* Required work
Pull out every line in the data that has the string "name" in it.

Excerpts from a figure dataset
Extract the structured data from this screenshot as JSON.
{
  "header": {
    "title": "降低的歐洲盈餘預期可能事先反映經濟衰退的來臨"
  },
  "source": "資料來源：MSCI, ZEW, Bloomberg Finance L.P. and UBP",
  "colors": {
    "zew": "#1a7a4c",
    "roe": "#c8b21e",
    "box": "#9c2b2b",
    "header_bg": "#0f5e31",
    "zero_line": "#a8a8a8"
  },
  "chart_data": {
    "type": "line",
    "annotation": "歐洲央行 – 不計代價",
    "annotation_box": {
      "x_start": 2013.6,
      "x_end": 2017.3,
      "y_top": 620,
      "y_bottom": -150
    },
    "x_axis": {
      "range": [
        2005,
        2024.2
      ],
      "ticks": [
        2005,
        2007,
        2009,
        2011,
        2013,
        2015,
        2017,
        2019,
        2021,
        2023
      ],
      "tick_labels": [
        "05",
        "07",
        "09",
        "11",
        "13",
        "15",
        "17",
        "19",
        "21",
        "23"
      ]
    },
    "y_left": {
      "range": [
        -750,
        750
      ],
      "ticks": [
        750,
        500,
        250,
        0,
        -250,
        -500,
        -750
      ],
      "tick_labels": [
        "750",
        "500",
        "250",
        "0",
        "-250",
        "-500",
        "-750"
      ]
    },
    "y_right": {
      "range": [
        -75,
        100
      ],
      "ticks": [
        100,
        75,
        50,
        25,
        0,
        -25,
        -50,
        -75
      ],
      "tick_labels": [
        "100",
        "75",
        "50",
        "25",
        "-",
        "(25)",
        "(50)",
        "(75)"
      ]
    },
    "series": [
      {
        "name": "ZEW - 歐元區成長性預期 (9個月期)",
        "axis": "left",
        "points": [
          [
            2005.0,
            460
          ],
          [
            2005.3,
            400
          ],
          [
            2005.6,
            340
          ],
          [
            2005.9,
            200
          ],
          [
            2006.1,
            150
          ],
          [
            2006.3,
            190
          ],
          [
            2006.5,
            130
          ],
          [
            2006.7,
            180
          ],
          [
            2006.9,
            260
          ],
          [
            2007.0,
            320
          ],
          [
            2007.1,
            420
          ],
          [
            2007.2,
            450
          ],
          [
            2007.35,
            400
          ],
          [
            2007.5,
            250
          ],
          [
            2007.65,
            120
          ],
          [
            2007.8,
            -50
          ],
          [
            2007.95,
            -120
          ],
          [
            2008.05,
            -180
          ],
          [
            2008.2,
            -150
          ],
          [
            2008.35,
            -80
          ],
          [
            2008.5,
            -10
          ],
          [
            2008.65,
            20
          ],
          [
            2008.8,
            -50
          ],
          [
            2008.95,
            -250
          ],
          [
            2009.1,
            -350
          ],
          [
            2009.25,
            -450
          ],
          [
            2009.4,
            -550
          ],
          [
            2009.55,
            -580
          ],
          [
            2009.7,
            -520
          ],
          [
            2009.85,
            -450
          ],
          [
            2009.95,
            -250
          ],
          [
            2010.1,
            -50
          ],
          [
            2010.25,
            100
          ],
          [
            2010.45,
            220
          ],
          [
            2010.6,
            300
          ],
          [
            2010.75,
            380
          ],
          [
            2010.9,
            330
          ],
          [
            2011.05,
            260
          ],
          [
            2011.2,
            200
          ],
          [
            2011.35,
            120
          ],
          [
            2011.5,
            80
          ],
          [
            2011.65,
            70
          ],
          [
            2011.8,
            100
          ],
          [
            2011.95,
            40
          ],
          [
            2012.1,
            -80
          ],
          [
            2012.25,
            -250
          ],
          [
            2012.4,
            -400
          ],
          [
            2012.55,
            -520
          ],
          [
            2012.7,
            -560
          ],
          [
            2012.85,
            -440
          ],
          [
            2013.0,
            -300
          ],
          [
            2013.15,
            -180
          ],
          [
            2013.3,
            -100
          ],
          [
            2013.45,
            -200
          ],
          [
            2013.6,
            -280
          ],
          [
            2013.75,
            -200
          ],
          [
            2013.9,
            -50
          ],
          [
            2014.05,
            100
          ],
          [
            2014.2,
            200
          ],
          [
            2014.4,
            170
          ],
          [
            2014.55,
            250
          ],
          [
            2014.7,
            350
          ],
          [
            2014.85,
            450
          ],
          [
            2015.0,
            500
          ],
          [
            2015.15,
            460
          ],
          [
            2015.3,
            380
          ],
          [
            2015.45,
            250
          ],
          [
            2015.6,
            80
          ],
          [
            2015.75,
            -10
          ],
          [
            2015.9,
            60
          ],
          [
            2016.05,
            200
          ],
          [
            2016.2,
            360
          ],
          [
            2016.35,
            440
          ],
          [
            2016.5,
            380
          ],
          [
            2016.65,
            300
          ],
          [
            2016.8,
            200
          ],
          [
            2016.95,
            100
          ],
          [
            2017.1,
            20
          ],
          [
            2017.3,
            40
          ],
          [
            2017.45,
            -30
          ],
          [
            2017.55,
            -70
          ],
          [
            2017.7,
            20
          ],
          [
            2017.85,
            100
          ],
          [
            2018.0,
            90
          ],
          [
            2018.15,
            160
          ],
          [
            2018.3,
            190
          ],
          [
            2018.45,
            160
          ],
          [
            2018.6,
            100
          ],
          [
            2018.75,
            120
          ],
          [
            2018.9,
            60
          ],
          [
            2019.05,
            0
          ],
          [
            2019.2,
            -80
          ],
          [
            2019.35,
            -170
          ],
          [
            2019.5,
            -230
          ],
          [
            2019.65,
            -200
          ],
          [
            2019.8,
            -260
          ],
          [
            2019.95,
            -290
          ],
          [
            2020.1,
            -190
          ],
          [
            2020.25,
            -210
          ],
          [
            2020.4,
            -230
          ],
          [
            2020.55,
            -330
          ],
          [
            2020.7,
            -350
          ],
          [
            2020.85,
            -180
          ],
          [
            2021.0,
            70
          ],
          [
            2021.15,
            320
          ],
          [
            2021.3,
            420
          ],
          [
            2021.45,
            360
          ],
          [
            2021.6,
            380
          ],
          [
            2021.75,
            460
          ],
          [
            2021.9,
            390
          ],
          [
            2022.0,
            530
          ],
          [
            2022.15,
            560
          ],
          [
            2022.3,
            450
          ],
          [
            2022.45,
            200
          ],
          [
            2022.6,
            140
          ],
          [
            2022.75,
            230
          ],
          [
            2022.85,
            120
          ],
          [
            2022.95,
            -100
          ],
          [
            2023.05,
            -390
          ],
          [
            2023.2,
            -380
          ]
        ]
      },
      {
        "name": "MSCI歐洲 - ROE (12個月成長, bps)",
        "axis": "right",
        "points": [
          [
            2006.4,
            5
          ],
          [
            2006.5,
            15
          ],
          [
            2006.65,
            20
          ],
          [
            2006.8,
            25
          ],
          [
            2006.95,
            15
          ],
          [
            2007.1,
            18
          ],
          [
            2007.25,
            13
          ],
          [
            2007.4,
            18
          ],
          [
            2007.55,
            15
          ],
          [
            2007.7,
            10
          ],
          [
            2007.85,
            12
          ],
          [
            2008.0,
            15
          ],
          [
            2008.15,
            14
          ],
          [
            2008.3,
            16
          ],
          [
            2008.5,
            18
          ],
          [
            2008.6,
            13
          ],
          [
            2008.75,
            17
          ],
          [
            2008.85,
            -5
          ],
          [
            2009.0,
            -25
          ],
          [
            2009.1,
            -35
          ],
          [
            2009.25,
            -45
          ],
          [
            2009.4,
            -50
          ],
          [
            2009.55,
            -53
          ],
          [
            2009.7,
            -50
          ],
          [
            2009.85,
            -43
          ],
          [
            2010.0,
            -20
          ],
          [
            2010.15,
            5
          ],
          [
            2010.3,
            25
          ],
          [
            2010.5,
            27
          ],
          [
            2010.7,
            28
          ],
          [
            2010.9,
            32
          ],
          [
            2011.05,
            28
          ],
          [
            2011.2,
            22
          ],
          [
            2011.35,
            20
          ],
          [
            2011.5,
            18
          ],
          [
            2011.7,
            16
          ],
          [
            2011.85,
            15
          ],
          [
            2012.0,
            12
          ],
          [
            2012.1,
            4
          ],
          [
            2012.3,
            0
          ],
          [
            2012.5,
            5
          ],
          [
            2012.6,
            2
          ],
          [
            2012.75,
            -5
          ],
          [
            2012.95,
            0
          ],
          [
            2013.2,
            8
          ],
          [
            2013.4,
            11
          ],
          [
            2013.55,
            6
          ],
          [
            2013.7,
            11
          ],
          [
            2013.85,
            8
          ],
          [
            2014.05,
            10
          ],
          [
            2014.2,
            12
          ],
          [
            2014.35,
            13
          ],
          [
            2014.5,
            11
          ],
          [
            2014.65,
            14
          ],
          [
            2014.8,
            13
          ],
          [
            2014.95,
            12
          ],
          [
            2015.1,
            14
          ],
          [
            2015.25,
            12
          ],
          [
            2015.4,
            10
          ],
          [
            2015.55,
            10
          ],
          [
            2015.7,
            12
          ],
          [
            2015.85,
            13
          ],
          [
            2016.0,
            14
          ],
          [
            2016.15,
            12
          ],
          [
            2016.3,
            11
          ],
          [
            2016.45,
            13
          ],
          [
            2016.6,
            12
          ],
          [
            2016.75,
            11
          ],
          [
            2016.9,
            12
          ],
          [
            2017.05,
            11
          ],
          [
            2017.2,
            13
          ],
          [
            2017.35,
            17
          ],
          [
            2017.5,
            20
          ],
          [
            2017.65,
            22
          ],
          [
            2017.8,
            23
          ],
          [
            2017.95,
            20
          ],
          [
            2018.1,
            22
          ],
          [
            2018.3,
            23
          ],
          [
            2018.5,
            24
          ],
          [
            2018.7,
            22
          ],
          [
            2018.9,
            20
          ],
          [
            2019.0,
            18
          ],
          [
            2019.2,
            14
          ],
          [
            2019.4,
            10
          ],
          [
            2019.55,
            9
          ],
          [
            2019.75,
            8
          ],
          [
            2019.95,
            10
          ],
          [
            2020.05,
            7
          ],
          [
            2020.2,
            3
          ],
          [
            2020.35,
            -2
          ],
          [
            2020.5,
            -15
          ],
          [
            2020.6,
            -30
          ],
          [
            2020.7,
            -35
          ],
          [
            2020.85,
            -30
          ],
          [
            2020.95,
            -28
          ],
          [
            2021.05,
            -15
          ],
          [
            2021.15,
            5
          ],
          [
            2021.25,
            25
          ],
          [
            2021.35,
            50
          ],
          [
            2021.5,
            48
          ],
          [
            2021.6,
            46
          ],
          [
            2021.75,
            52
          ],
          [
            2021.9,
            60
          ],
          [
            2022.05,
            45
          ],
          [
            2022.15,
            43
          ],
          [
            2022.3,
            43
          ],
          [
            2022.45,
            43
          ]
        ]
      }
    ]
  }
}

* Exercise response
        "name": "ZEW - 歐元區成長性預期 (9個月期)",
        "name": "MSCI歐洲 - ROE (12個月成長, bps)",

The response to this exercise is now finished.